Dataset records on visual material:
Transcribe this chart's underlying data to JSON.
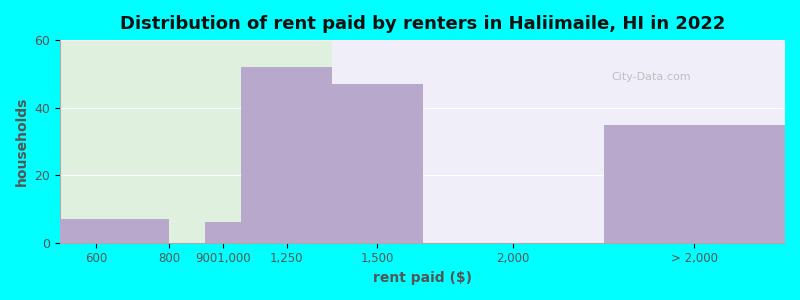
{
  "title": "Distribution of rent paid by renters in Haliimaile, HI in 2022",
  "xlabel": "rent paid ($)",
  "ylabel": "households",
  "bar_color": "#b8a9cc",
  "background_color": "#00ffff",
  "plot_bg_left": "#dff0df",
  "plot_bg_right": "#f0eef8",
  "ylim": [
    0,
    60
  ],
  "yticks": [
    0,
    20,
    40,
    60
  ],
  "title_fontsize": 13,
  "label_fontsize": 10,
  "xtick_labels": [
    "600",
    "800",
    "9001,000",
    "1,250",
    "1,500",
    "2,000",
    "> 2,000"
  ],
  "xtick_positions": [
    600,
    800,
    950,
    1125,
    1375,
    1750,
    2250
  ],
  "bar_lefts": [
    500,
    850,
    900,
    1000,
    1250,
    1500,
    2000
  ],
  "bar_rights": [
    800,
    900,
    1000,
    1250,
    1500,
    2000,
    2500
  ],
  "bar_heights": [
    7,
    0,
    6,
    52,
    47,
    0,
    35
  ],
  "bg_split_x": 1250,
  "xlim": [
    500,
    2500
  ]
}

- **STATED PROBLEM**:
Write out the records above exactly as they stand, leaving out every picture.

- **EXERCISE OUTPUT**:
Transcribe this chart's underlying data to JSON.
{
  "title": "Distribution of rent paid by renters in Haliimaile, HI in 2022",
  "xlabel": "rent paid ($)",
  "ylabel": "households",
  "bar_color": "#b8a9cc",
  "background_color": "#00ffff",
  "plot_bg_left": "#dff0df",
  "plot_bg_right": "#f0eef8",
  "ylim": [
    0,
    60
  ],
  "yticks": [
    0,
    20,
    40,
    60
  ],
  "title_fontsize": 13,
  "label_fontsize": 10,
  "xtick_labels": [
    "600",
    "800",
    "9001,000",
    "1,250",
    "1,500",
    "2,000",
    "> 2,000"
  ],
  "xtick_positions": [
    600,
    800,
    950,
    1125,
    1375,
    1750,
    2250
  ],
  "bar_lefts": [
    500,
    850,
    900,
    1000,
    1250,
    1500,
    2000
  ],
  "bar_rights": [
    800,
    900,
    1000,
    1250,
    1500,
    2000,
    2500
  ],
  "bar_heights": [
    7,
    0,
    6,
    52,
    47,
    0,
    35
  ],
  "bg_split_x": 1250,
  "xlim": [
    500,
    2500
  ]
}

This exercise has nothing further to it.